(WHAT THIS TASK INVOLVES): Reproduce all of the data exactly.

─── RECORDS SUPPLIED

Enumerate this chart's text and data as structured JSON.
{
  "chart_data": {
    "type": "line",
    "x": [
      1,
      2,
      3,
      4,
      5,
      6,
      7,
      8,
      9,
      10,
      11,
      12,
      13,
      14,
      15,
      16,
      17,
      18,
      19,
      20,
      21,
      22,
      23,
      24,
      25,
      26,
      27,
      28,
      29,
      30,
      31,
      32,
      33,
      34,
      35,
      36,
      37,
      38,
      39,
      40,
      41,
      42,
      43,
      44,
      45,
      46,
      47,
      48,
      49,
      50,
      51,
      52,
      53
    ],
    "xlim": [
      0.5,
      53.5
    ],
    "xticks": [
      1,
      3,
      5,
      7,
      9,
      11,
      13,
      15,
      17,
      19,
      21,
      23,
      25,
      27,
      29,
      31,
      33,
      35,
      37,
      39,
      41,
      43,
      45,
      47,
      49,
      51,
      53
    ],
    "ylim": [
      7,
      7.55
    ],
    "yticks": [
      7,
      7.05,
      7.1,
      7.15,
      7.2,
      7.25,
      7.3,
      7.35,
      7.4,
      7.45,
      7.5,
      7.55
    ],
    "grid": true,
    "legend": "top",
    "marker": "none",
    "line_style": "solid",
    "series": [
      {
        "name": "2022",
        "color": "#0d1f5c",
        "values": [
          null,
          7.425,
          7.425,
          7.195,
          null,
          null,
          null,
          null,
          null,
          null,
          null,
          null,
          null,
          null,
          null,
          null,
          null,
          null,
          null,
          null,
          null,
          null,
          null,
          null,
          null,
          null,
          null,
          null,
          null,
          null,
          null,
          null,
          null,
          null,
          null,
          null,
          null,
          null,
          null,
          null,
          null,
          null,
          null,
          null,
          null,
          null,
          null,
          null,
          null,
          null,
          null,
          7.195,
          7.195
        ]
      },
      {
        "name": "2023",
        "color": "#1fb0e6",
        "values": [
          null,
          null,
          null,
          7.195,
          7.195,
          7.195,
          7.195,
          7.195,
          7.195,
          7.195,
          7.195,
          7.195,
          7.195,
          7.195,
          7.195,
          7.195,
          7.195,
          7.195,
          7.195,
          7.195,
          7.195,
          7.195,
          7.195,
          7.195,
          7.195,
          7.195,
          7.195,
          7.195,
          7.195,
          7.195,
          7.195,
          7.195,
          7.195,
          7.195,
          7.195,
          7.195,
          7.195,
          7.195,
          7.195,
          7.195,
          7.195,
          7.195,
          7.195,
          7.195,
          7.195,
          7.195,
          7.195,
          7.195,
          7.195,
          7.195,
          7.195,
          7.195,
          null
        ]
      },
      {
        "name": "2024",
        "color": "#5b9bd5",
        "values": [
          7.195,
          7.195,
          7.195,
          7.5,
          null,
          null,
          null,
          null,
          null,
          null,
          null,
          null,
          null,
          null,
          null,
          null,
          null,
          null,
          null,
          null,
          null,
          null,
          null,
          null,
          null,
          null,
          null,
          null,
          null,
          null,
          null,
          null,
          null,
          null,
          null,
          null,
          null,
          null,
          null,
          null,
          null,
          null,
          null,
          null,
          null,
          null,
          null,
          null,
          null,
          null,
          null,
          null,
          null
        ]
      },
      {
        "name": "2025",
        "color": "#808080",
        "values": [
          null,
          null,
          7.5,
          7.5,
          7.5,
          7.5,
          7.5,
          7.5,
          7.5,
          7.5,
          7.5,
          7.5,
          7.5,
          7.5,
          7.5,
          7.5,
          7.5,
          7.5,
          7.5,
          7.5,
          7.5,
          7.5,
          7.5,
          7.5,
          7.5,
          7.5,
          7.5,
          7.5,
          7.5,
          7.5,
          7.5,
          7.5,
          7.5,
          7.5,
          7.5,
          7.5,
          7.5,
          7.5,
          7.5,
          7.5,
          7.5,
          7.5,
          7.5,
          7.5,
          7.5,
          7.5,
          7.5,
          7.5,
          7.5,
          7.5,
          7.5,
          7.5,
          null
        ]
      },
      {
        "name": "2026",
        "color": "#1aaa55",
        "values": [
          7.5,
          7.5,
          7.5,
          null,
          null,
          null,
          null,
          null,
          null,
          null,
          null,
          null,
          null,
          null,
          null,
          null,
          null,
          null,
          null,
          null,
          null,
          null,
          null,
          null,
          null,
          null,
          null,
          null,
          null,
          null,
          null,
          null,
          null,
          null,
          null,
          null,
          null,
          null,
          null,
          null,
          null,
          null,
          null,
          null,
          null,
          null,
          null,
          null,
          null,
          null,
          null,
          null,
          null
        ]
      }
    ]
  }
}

──────

(THE RESPONSE):
Enumerate this chart's text and data as structured JSON.
{
  "chart_data": {
    "type": "line",
    "x": [
      1,
      2,
      3,
      4,
      5,
      6,
      7,
      8,
      9,
      10,
      11,
      12,
      13,
      14,
      15,
      16,
      17,
      18,
      19,
      20,
      21,
      22,
      23,
      24,
      25,
      26,
      27,
      28,
      29,
      30,
      31,
      32,
      33,
      34,
      35,
      36,
      37,
      38,
      39,
      40,
      41,
      42,
      43,
      44,
      45,
      46,
      47,
      48,
      49,
      50,
      51,
      52,
      53
    ],
    "xlim": [
      0.5,
      53.5
    ],
    "xticks": [
      1,
      3,
      5,
      7,
      9,
      11,
      13,
      15,
      17,
      19,
      21,
      23,
      25,
      27,
      29,
      31,
      33,
      35,
      37,
      39,
      41,
      43,
      45,
      47,
      49,
      51,
      53
    ],
    "ylim": [
      7,
      7.55
    ],
    "yticks": [
      7,
      7.05,
      7.1,
      7.15,
      7.2,
      7.25,
      7.3,
      7.35,
      7.4,
      7.45,
      7.5,
      7.55
    ],
    "grid": true,
    "legend": "top",
    "marker": "none",
    "line_style": "solid",
    "series": [
      {
        "name": "2022",
        "color": "#0d1f5c",
        "values": [
          null,
          7.425,
          7.425,
          7.195,
          null,
          null,
          null,
          null,
          null,
          null,
          null,
          null,
          null,
          null,
          null,
          null,
          null,
          null,
          null,
          null,
          null,
          null,
          null,
          null,
          null,
          null,
          null,
          null,
          null,
          null,
          null,
          null,
          null,
          null,
          null,
          null,
          null,
          null,
          null,
          null,
          null,
          null,
          null,
          null,
          null,
          null,
          null,
          null,
          null,
          null,
          null,
          7.195,
          7.195
        ]
      },
      {
        "name": "2023",
        "color": "#1fb0e6",
        "values": [
          null,
          null,
          null,
          7.195,
          7.195,
          7.195,
          7.195,
          7.195,
          7.195,
          7.195,
          7.195,
          7.195,
          7.195,
          7.195,
          7.195,
          7.195,
          7.195,
          7.195,
          7.195,
          7.195,
          7.195,
          7.195,
          7.195,
          7.195,
          7.195,
          7.195,
          7.195,
          7.195,
          7.195,
          7.195,
          7.195,
          7.195,
          7.195,
          7.195,
          7.195,
          7.195,
          7.195,
          7.195,
          7.195,
          7.195,
          7.195,
          7.195,
          7.195,
          7.195,
          7.195,
          7.195,
          7.195,
          7.195,
          7.195,
          7.195,
          7.195,
          7.195,
          null
        ]
      },
      {
        "name": "2024",
        "color": "#5b9bd5",
        "values": [
          7.195,
          7.195,
          7.195,
          7.5,
          null,
          null,
          null,
          null,
          null,
          null,
          null,
          null,
          null,
          null,
          null,
          null,
          null,
          null,
          null,
          null,
          null,
          null,
          null,
          null,
          null,
          null,
          null,
          null,
          null,
          null,
          null,
          null,
          null,
          null,
          null,
          null,
          null,
          null,
          null,
          null,
          null,
          null,
          null,
          null,
          null,
          null,
          null,
          null,
          null,
          null,
          null,
          null,
          null
        ]
      },
      {
        "name": "2025",
        "color": "#808080",
        "values": [
          null,
          null,
          7.5,
          7.5,
          7.5,
          7.5,
          7.5,
          7.5,
          7.5,
          7.5,
          7.5,
          7.5,
          7.5,
          7.5,
          7.5,
          7.5,
          7.5,
          7.5,
          7.5,
          7.5,
          7.5,
          7.5,
          7.5,
          7.5,
          7.5,
          7.5,
          7.5,
          7.5,
          7.5,
          7.5,
          7.5,
          7.5,
          7.5,
          7.5,
          7.5,
          7.5,
          7.5,
          7.5,
          7.5,
          7.5,
          7.5,
          7.5,
          7.5,
          7.5,
          7.5,
          7.5,
          7.5,
          7.5,
          7.5,
          7.5,
          7.5,
          7.5,
          null
        ]
      },
      {
        "name": "2026",
        "color": "#1aaa55",
        "values": [
          7.5,
          7.5,
          7.5,
          null,
          null,
          null,
          null,
          null,
          null,
          null,
          null,
          null,
          null,
          null,
          null,
          null,
          null,
          null,
          null,
          null,
          null,
          null,
          null,
          null,
          null,
          null,
          null,
          null,
          null,
          null,
          null,
          null,
          null,
          null,
          null,
          null,
          null,
          null,
          null,
          null,
          null,
          null,
          null,
          null,
          null,
          null,
          null,
          null,
          null,
          null,
          null,
          null,
          null
        ]
      }
    ]
  }
}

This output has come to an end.